→ **Job**
All of the records below must be output exactly, with no pictures carried over.

(Raw records)

========================================================================

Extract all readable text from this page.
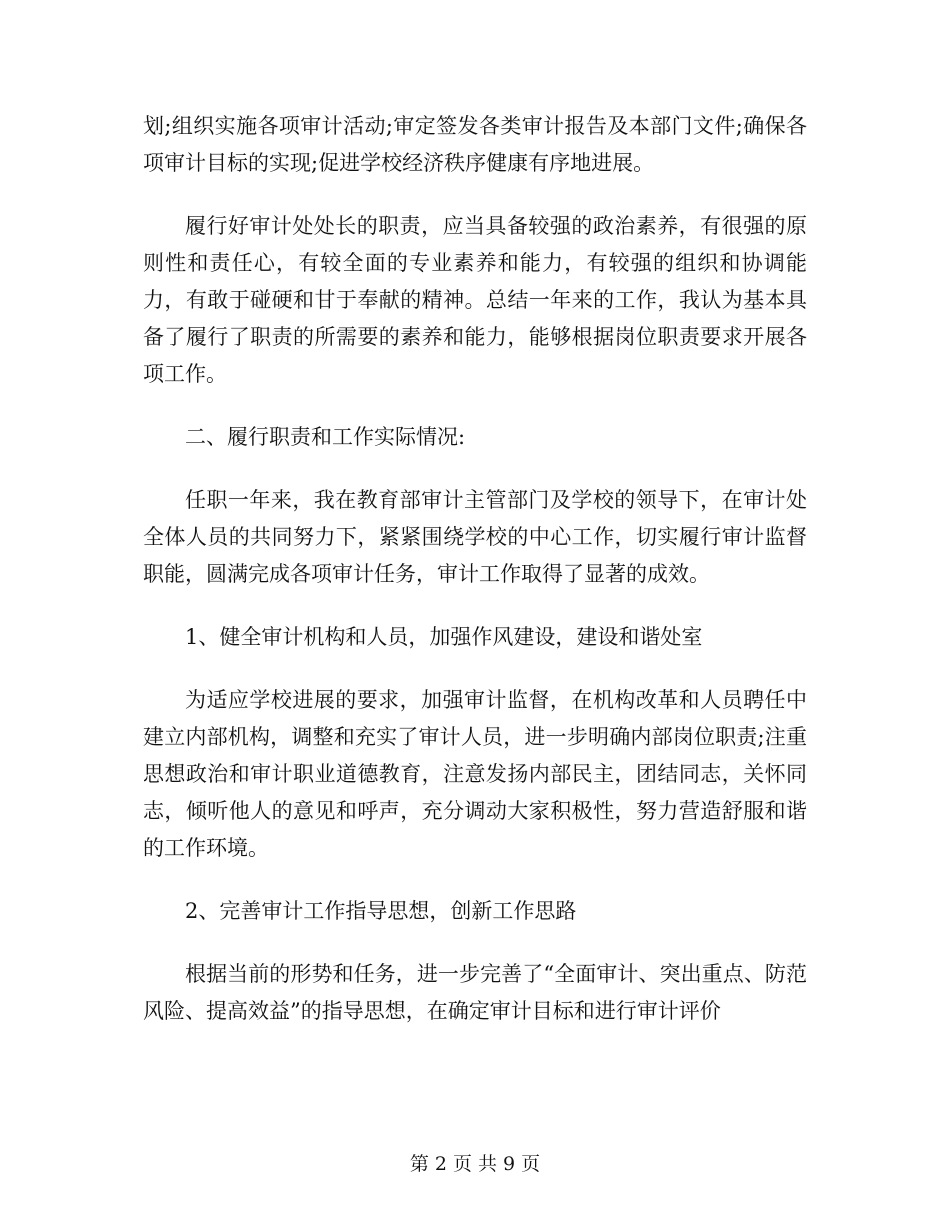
划;组织实施各项审计活动;审定签发各类审计报告及本部门文件;确保各项审计目标的实现;促进学校经济秩序健康有序地进展。

履行好审计处处长的职责，应当具备较强的政治素养，有很强的原则性和责任心，有较全面的专业素养和能力，有较强的组织和协调能力，有敢于碰硬和甘于奉献的精神。总结一年来的工作，我认为基本具备了履行了职责的所需要的素养和能力，能够根据岗位职责要求开展各项工作。

二、履行职责和工作实际情况:

任职一年来，我在教育部审计主管部门及学校的领导下，在审计处全体人员的共同努力下，紧紧围绕学校的中心工作，切实履行审计监督职能，圆满完成各项审计任务，审计工作取得了显著的成效。

1、健全审计机构和人员，加强作风建设，建设和谐处室

为适应学校进展的要求，加强审计监督，在机构改革和人员聘任中建立内部机构，调整和充实了审计人员，进一步明确内部岗位职责;注重思想政治和审计职业道德教育，注意发扬内部民主，团结同志，关怀同志，倾听他人的意见和呼声，充分调动大家积极性，努力营造舒服和谐的工作环境。

2、完善审计工作指导思想，创新工作思路

根据当前的形势和任务，进一步完善了“全面审计、突出重点、防范风险、提高效益”的指导思想，在确定审计目标和进行审计评价

第 2 页 共 9 页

========================================================================

→ **Result of this task**
Extract all readable text from this page.
划;组织实施各项审计活动;审定签发各类审计报告及本部门文件;确保各项审计目标的实现;促进学校经济秩序健康有序地进展。

履行好审计处处长的职责，应当具备较强的政治素养，有很强的原则性和责任心，有较全面的专业素养和能力，有较强的组织和协调能力，有敢于碰硬和甘于奉献的精神。总结一年来的工作，我认为基本具备了履行了职责的所需要的素养和能力，能够根据岗位职责要求开展各项工作。

二、履行职责和工作实际情况:

任职一年来，我在教育部审计主管部门及学校的领导下，在审计处全体人员的共同努力下，紧紧围绕学校的中心工作，切实履行审计监督职能，圆满完成各项审计任务，审计工作取得了显著的成效。

1、健全审计机构和人员，加强作风建设，建设和谐处室

为适应学校进展的要求，加强审计监督，在机构改革和人员聘任中建立内部机构，调整和充实了审计人员，进一步明确内部岗位职责;注重思想政治和审计职业道德教育，注意发扬内部民主，团结同志，关怀同志，倾听他人的意见和呼声，充分调动大家积极性，努力营造舒服和谐的工作环境。

2、完善审计工作指导思想，创新工作思路

根据当前的形势和任务，进一步完善了“全面审计、突出重点、防范风险、提高效益”的指导思想，在确定审计目标和进行审计评价

第 2 页 共 9 页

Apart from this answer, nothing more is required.